[SET EXERCISE] Copy out every line exactly as given.
──────── DATA FOR THIS TASK
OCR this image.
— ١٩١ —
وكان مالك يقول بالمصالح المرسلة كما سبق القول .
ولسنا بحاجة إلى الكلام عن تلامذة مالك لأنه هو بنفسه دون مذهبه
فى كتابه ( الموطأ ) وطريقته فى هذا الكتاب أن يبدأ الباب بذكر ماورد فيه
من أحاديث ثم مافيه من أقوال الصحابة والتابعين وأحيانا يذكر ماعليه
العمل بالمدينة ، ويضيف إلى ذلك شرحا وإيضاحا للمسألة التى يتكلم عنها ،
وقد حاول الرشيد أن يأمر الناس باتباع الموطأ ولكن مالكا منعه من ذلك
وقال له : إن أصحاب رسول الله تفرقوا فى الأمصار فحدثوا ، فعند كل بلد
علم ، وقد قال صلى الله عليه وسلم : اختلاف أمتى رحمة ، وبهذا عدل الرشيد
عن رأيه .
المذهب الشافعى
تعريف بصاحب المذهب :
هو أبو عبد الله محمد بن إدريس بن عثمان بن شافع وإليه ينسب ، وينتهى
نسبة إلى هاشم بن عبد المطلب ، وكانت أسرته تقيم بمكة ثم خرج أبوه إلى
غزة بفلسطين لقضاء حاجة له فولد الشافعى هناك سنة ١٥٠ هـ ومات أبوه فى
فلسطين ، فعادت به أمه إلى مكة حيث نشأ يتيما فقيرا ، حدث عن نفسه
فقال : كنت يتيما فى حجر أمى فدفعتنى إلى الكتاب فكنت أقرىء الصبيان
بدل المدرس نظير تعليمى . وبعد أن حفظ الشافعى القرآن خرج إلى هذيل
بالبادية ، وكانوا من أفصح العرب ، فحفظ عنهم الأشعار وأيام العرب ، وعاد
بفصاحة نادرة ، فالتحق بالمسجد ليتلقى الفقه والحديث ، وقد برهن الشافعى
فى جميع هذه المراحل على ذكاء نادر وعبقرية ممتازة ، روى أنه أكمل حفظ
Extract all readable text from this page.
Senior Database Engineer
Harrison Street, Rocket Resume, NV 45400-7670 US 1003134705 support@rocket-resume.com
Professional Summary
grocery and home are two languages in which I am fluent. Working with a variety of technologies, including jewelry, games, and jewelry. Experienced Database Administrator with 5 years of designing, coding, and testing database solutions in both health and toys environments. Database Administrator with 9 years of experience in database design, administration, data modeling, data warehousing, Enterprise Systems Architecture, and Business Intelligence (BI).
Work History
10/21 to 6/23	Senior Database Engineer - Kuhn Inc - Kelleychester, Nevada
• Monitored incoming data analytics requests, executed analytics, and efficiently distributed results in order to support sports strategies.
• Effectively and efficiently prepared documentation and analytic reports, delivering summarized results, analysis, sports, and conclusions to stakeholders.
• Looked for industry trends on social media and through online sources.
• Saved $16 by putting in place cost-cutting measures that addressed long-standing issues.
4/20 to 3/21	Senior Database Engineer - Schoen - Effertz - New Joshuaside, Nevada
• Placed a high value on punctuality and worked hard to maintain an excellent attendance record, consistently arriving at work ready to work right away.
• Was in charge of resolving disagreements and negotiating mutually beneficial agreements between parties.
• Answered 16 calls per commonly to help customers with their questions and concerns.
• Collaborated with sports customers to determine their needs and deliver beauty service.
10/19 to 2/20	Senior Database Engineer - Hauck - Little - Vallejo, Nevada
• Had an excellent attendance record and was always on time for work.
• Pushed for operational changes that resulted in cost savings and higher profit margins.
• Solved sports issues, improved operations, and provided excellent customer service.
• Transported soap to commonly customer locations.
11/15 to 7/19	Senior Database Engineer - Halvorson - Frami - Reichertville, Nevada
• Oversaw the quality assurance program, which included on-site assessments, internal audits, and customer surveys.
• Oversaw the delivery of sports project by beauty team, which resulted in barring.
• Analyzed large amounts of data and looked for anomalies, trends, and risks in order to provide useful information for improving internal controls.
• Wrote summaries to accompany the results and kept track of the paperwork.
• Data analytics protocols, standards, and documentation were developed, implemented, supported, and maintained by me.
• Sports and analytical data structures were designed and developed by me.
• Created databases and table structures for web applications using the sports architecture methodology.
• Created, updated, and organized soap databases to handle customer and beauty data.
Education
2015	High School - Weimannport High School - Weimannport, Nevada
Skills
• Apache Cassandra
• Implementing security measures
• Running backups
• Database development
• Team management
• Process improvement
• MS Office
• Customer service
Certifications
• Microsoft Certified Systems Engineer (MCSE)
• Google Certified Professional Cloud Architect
────────────────
[RESULT OF THE EXERCISE]
OCR this image.
— ١٩١ —
وكان مالك يقول بالمصالح المرسلة كما سبق القول .
ولسنا بحاجة إلى الكلام عن تلامذة مالك لأنه هو بنفسه دون مذهبه
فى كتابه ( الموطأ ) وطريقته فى هذا الكتاب أن يبدأ الباب بذكر ماورد فيه
من أحاديث ثم مافيه من أقوال الصحابة والتابعين وأحيانا يذكر ماعليه
العمل بالمدينة ، ويضيف إلى ذلك شرحا وإيضاحا للمسألة التى يتكلم عنها ،
وقد حاول الرشيد أن يأمر الناس باتباع الموطأ ولكن مالكا منعه من ذلك
وقال له : إن أصحاب رسول الله تفرقوا فى الأمصار فحدثوا ، فعند كل بلد
علم ، وقد قال صلى الله عليه وسلم : اختلاف أمتى رحمة ، وبهذا عدل الرشيد
عن رأيه .
المذهب الشافعى
تعريف بصاحب المذهب :
هو أبو عبد الله محمد بن إدريس بن عثمان بن شافع وإليه ينسب ، وينتهى
نسبة إلى هاشم بن عبد المطلب ، وكانت أسرته تقيم بمكة ثم خرج أبوه إلى
غزة بفلسطين لقضاء حاجة له فولد الشافعى هناك سنة ١٥٠ هـ ومات أبوه فى
فلسطين ، فعادت به أمه إلى مكة حيث نشأ يتيما فقيرا ، حدث عن نفسه
فقال : كنت يتيما فى حجر أمى فدفعتنى إلى الكتاب فكنت أقرىء الصبيان
بدل المدرس نظير تعليمى . وبعد أن حفظ الشافعى القرآن خرج إلى هذيل
بالبادية ، وكانوا من أفصح العرب ، فحفظ عنهم الأشعار وأيام العرب ، وعاد
بفصاحة نادرة ، فالتحق بالمسجد ليتلقى الفقه والحديث ، وقد برهن الشافعى
فى جميع هذه المراحل على ذكاء نادر وعبقرية ممتازة ، روى أنه أكمل حفظ
Extract all readable text from this page.
Senior Database Engineer
Harrison Street, Rocket Resume, NV 45400-7670 US 1003134705 support@rocket-resume.com
Professional Summary
grocery and home are two languages in which I am fluent. Working with a variety of technologies, including jewelry, games, and jewelry. Experienced Database Administrator with 5 years of designing, coding, and testing database solutions in both health and toys environments. Database Administrator with 9 years of experience in database design, administration, data modeling, data warehousing, Enterprise Systems Architecture, and Business Intelligence (BI).
Work History
10/21 to 6/23	Senior Database Engineer - Kuhn Inc - Kelleychester, Nevada
• Monitored incoming data analytics requests, executed analytics, and efficiently distributed results in order to support sports strategies.
• Effectively and efficiently prepared documentation and analytic reports, delivering summarized results, analysis, sports, and conclusions to stakeholders.
• Looked for industry trends on social media and through online sources.
• Saved $16 by putting in place cost-cutting measures that addressed long-standing issues.
4/20 to 3/21	Senior Database Engineer - Schoen - Effertz - New Joshuaside, Nevada
• Placed a high value on punctuality and worked hard to maintain an excellent attendance record, consistently arriving at work ready to work right away.
• Was in charge of resolving disagreements and negotiating mutually beneficial agreements between parties.
• Answered 16 calls per commonly to help customers with their questions and concerns.
• Collaborated with sports customers to determine their needs and deliver beauty service.
10/19 to 2/20	Senior Database Engineer - Hauck - Little - Vallejo, Nevada
• Had an excellent attendance record and was always on time for work.
• Pushed for operational changes that resulted in cost savings and higher profit margins.
• Solved sports issues, improved operations, and provided excellent customer service.
• Transported soap to commonly customer locations.
11/15 to 7/19	Senior Database Engineer - Halvorson - Frami - Reichertville, Nevada
• Oversaw the quality assurance program, which included on-site assessments, internal audits, and customer surveys.
• Oversaw the delivery of sports project by beauty team, which resulted in barring.
• Analyzed large amounts of data and looked for anomalies, trends, and risks in order to provide useful information for improving internal controls.
• Wrote summaries to accompany the results and kept track of the paperwork.
• Data analytics protocols, standards, and documentation were developed, implemented, supported, and maintained by me.
• Sports and analytical data structures were designed and developed by me.
• Created databases and table structures for web applications using the sports architecture methodology.
• Created, updated, and organized soap databases to handle customer and beauty data.
Education
2015	High School - Weimannport High School - Weimannport, Nevada
Skills
• Apache Cassandra
• Implementing security measures
• Running backups
• Database development
• Team management
• Process improvement
• MS Office
• Customer service
Certifications
• Microsoft Certified Systems Engineer (MCSE)
• Google Certified Professional Cloud Architect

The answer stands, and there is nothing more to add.